• **Short exercise**:
Locate all lines with the word "document" and copy them out.

◆ ◆ ◆ ◆

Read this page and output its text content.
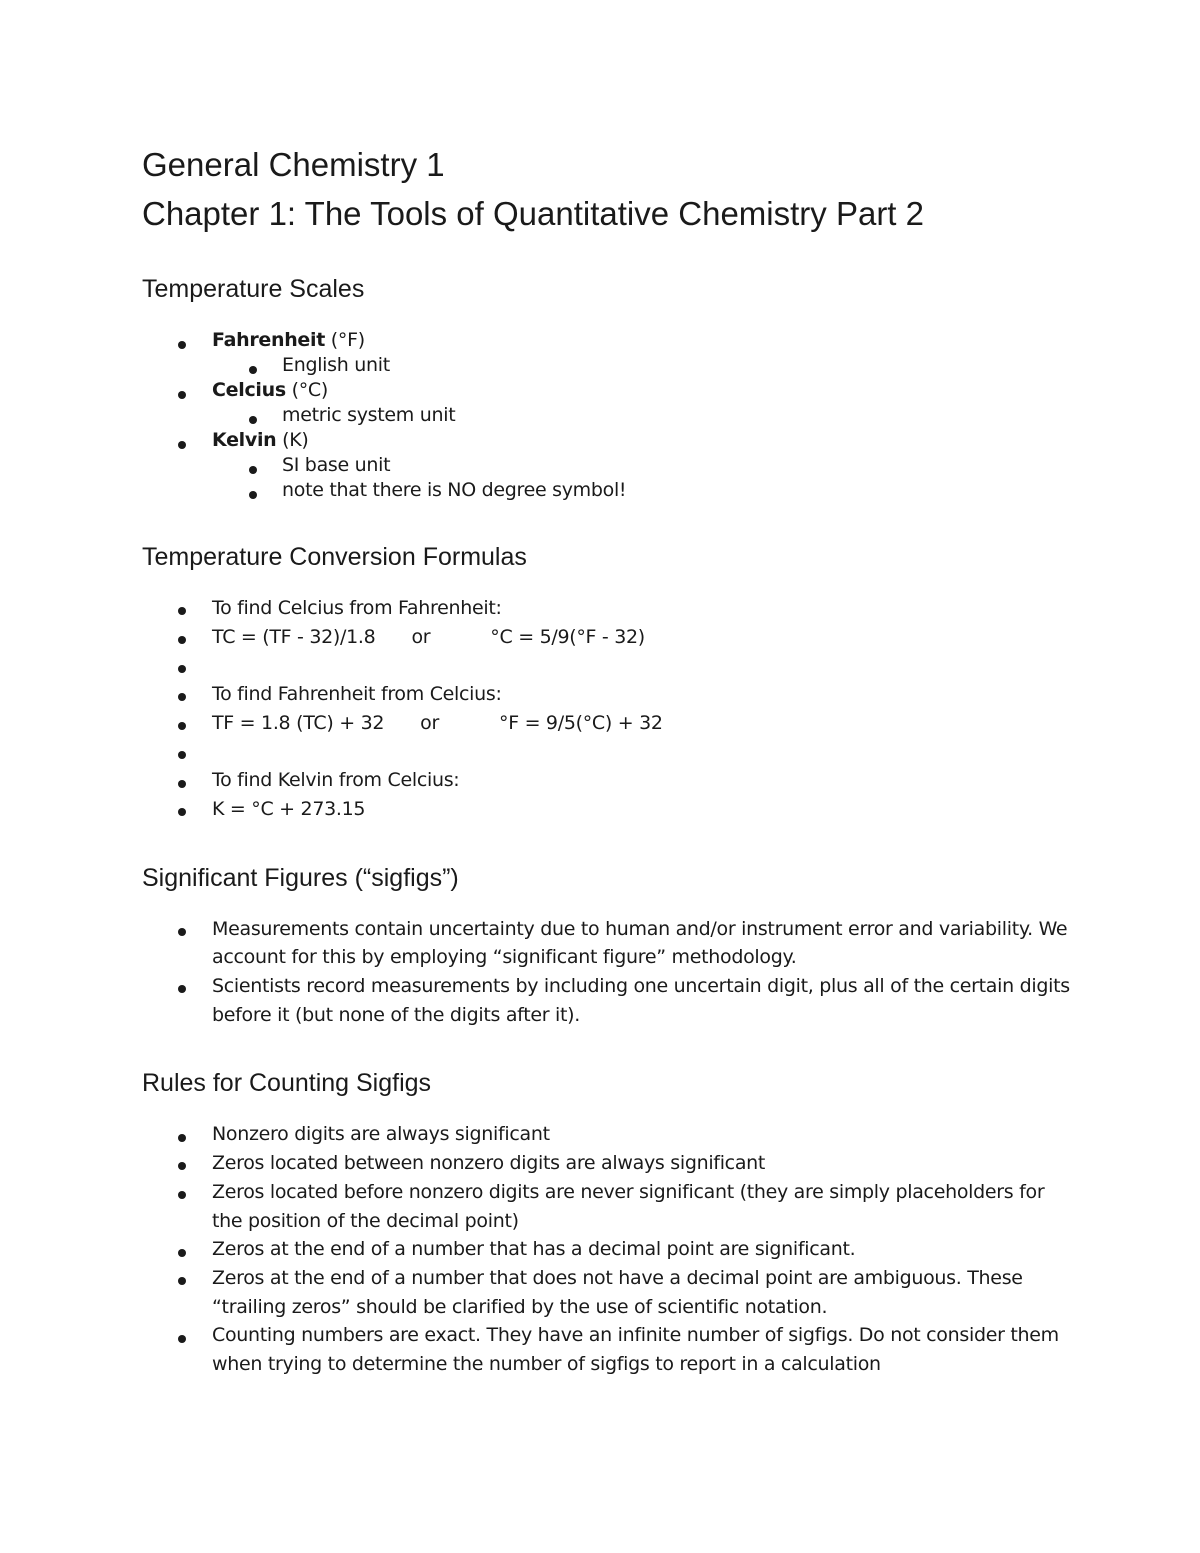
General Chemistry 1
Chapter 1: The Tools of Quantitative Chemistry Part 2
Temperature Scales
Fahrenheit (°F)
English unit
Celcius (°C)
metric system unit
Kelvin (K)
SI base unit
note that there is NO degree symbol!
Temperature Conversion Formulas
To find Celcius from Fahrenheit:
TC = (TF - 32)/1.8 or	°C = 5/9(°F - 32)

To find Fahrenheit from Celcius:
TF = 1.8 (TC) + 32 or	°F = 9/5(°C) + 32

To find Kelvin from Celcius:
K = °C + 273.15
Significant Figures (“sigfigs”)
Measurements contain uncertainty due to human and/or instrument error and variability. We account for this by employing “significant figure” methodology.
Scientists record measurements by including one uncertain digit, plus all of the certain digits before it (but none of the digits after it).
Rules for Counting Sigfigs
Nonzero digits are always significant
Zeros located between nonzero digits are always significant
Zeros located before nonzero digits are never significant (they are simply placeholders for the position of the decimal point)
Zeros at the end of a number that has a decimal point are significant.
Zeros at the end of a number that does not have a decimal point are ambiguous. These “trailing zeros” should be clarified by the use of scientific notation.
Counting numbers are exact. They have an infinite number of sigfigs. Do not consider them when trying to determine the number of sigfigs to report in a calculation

◆ ◆ ◆ ◆

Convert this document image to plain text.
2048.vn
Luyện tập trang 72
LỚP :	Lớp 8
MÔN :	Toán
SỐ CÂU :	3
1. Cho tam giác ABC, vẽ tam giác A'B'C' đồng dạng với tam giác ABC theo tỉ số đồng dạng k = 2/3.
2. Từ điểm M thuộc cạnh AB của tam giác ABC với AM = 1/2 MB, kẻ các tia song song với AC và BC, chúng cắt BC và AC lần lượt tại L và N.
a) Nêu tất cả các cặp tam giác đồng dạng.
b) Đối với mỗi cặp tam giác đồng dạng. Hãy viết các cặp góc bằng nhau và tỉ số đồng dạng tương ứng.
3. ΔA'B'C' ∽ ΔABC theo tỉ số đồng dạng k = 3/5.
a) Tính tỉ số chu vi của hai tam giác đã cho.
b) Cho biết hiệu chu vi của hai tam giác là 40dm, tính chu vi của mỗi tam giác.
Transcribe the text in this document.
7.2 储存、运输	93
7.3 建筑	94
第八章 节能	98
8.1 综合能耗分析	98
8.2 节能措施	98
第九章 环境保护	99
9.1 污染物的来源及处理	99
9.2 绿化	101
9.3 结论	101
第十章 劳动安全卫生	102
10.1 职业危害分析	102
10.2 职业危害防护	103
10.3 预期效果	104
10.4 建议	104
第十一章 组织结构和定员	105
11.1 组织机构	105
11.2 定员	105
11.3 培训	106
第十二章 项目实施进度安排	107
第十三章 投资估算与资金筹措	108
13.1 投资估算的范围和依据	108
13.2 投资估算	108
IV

◆ ◆ ◆ ◆

• **Answer below**:
Convert this document image to plain text.
Transcribe the text in this document.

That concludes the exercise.